Records shown
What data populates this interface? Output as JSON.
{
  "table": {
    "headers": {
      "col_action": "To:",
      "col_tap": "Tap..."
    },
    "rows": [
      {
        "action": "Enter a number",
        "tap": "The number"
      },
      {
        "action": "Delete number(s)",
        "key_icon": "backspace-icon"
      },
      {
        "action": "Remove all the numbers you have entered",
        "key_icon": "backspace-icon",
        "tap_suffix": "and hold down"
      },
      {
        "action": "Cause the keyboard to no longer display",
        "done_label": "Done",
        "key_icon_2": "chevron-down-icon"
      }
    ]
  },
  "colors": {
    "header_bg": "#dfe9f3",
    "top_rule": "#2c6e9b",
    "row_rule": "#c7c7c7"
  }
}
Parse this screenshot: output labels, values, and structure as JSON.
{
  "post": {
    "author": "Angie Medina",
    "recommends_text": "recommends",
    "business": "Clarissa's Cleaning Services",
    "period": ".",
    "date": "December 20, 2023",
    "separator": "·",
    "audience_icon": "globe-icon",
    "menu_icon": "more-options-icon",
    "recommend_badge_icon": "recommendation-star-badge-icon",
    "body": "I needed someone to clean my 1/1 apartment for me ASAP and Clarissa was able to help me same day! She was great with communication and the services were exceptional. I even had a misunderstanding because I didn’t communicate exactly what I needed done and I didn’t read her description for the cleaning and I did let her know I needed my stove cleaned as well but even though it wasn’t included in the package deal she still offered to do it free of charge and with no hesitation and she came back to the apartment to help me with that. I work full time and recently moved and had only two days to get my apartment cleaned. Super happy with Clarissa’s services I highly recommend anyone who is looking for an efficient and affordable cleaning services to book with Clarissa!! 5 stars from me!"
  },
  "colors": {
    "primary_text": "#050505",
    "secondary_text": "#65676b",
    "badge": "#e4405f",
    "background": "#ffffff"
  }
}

Task description
Among the lines of the records above, count those holding the string "badge", and report only the number.

Result for this task
2